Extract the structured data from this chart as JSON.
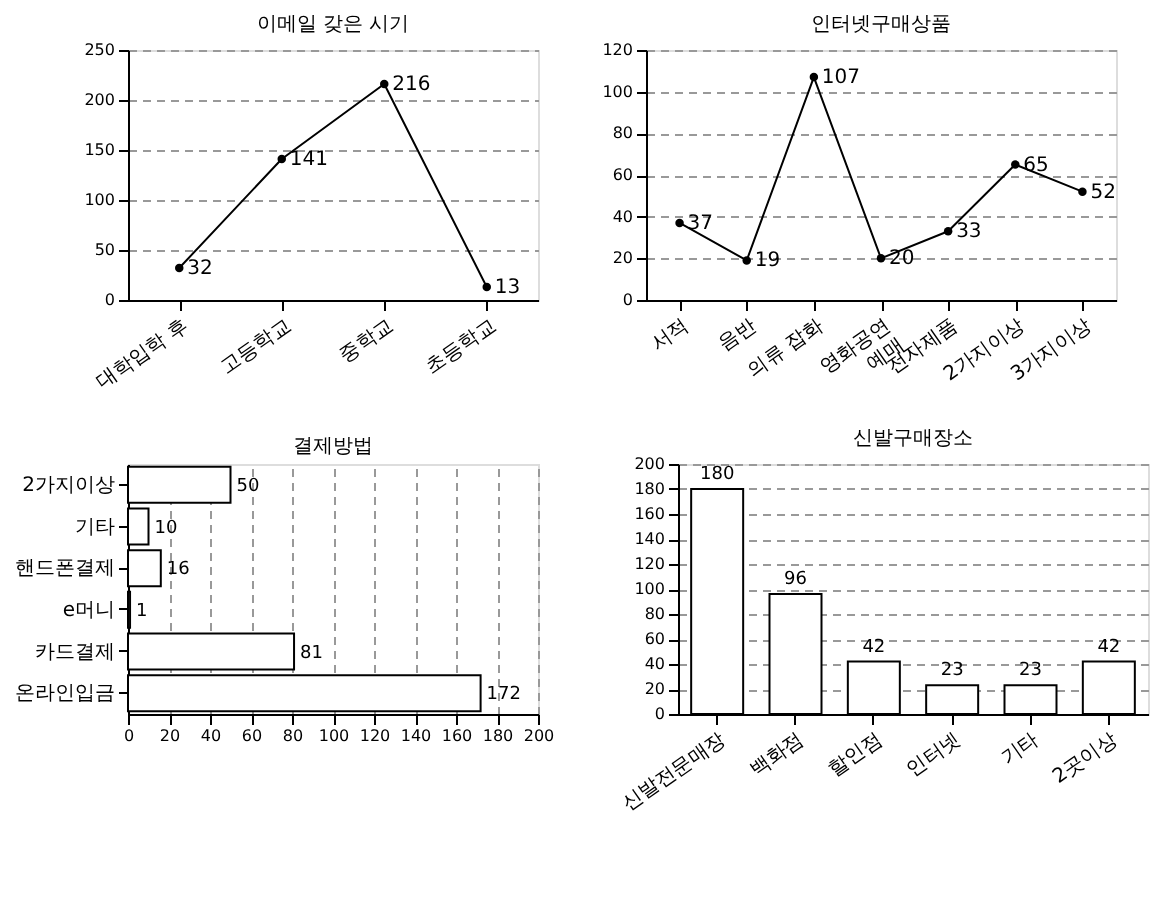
{
  "chart_data": [
    {
      "type": "line",
      "title": "이메일 갖은 시기",
      "categories": [
        "대학입학 후",
        "고등학교",
        "중학교",
        "초등학교"
      ],
      "values": [
        32,
        141,
        216,
        13
      ],
      "color": "#000000",
      "ylim": [
        0,
        250
      ],
      "yticks": [
        0,
        50,
        100,
        150,
        200,
        250
      ],
      "grid": "y",
      "marker": "circle",
      "line_style": "solid",
      "data_labels": true
    },
    {
      "type": "line",
      "title": "인터넷구매상품",
      "categories": [
        "서적",
        "음반",
        "의류 잡화",
        "영화공연\n예매",
        "전자제품",
        "2가지이상",
        "3가지이상"
      ],
      "values": [
        37,
        19,
        107,
        20,
        33,
        65,
        52
      ],
      "color": "#000000",
      "ylim": [
        0,
        120
      ],
      "yticks": [
        0,
        20,
        40,
        60,
        80,
        100,
        120
      ],
      "grid": "y",
      "marker": "circle",
      "line_style": "solid",
      "data_labels": true
    },
    {
      "type": "bar",
      "orientation": "horizontal",
      "title": "결제방법",
      "categories": [
        "2가지이상",
        "기타",
        "핸드폰결제",
        "e머니",
        "카드결제",
        "온라인입금"
      ],
      "values": [
        50,
        10,
        16,
        1,
        81,
        172
      ],
      "color": "#ffffff",
      "xlim": [
        0,
        200
      ],
      "xticks": [
        0,
        20,
        40,
        60,
        80,
        100,
        120,
        140,
        160,
        180,
        200
      ],
      "grid": "x",
      "data_labels": true
    },
    {
      "type": "bar",
      "title": "신발구매장소",
      "categories": [
        "신발전문매장",
        "백화점",
        "할인점",
        "인터넷",
        "기타",
        "2곳이상"
      ],
      "values": [
        180,
        96,
        42,
        23,
        23,
        42
      ],
      "color": "#ffffff",
      "ylim": [
        0,
        200
      ],
      "yticks": [
        0,
        20,
        40,
        60,
        80,
        100,
        120,
        140,
        160,
        180,
        200
      ],
      "grid": "y",
      "data_labels": true
    }
  ]
}
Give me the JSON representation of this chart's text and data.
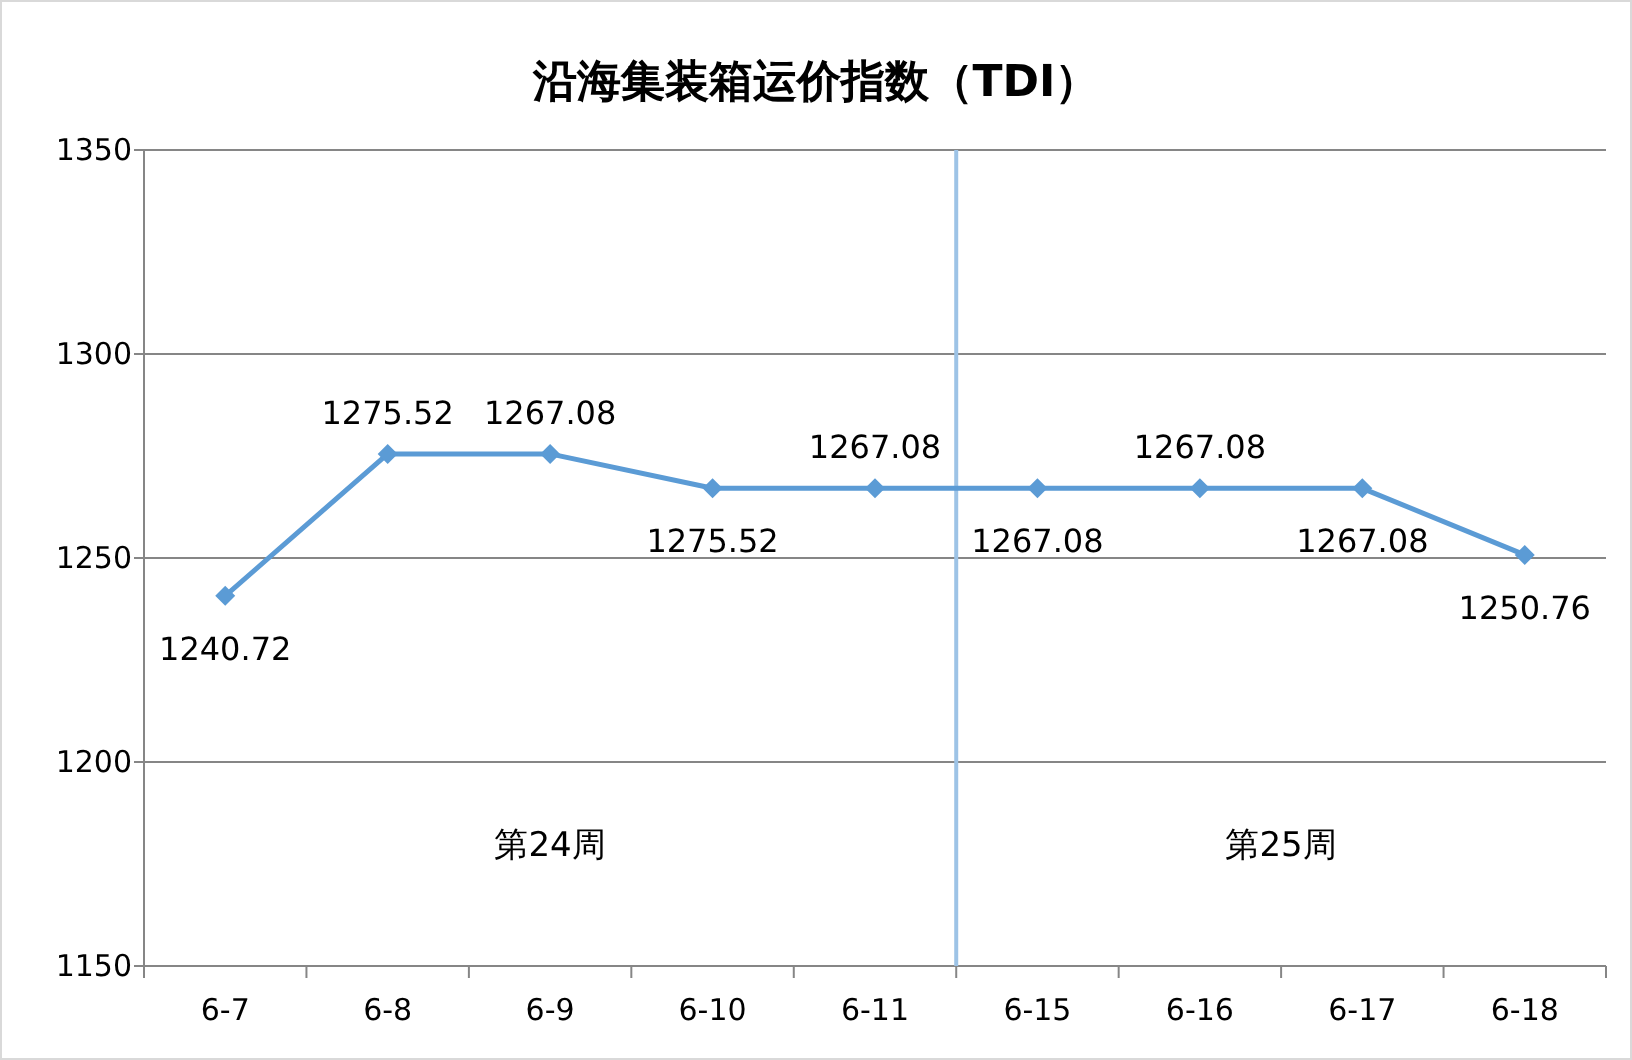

= = = =

#### [Problem description]
Copy each line in full and exactly, omitting any picture.

#### [Expected answer]
Extract the structured data from this chart as JSON.
{
  "chart_data": [
    {
      "type": "line",
      "title": "이메일 갖은 시기",
      "categories": [
        "대학입학 후",
        "고등학교",
        "중학교",
        "초등학교"
      ],
      "values": [
        32,
        141,
        216,
        13
      ],
      "color": "#000000",
      "ylim": [
        0,
        250
      ],
      "yticks": [
        0,
        50,
        100,
        150,
        200,
        250
      ],
      "grid": "y",
      "marker": "circle",
      "line_style": "solid",
      "data_labels": true
    },
    {
      "type": "line",
      "title": "인터넷구매상품",
      "categories": [
        "서적",
        "음반",
        "의류 잡화",
        "영화공연\n예매",
        "전자제품",
        "2가지이상",
        "3가지이상"
      ],
      "values": [
        37,
        19,
        107,
        20,
        33,
        65,
        52
      ],
      "color": "#000000",
      "ylim": [
        0,
        120
      ],
      "yticks": [
        0,
        20,
        40,
        60,
        80,
        100,
        120
      ],
      "grid": "y",
      "marker": "circle",
      "line_style": "solid",
      "data_labels": true
    },
    {
      "type": "bar",
      "orientation": "horizontal",
      "title": "결제방법",
      "categories": [
        "2가지이상",
        "기타",
        "핸드폰결제",
        "e머니",
        "카드결제",
        "온라인입금"
      ],
      "values": [
        50,
        10,
        16,
        1,
        81,
        172
      ],
      "color": "#ffffff",
      "xlim": [
        0,
        200
      ],
      "xticks": [
        0,
        20,
        40,
        60,
        80,
        100,
        120,
        140,
        160,
        180,
        200
      ],
      "grid": "x",
      "data_labels": true
    },
    {
      "type": "bar",
      "title": "신발구매장소",
      "categories": [
        "신발전문매장",
        "백화점",
        "할인점",
        "인터넷",
        "기타",
        "2곳이상"
      ],
      "values": [
        180,
        96,
        42,
        23,
        23,
        42
      ],
      "color": "#ffffff",
      "ylim": [
        0,
        200
      ],
      "yticks": [
        0,
        20,
        40,
        60,
        80,
        100,
        120,
        140,
        160,
        180,
        200
      ],
      "grid": "y",
      "data_labels": true
    }
  ]
}
Give me the JSON representation of this chart's text and data.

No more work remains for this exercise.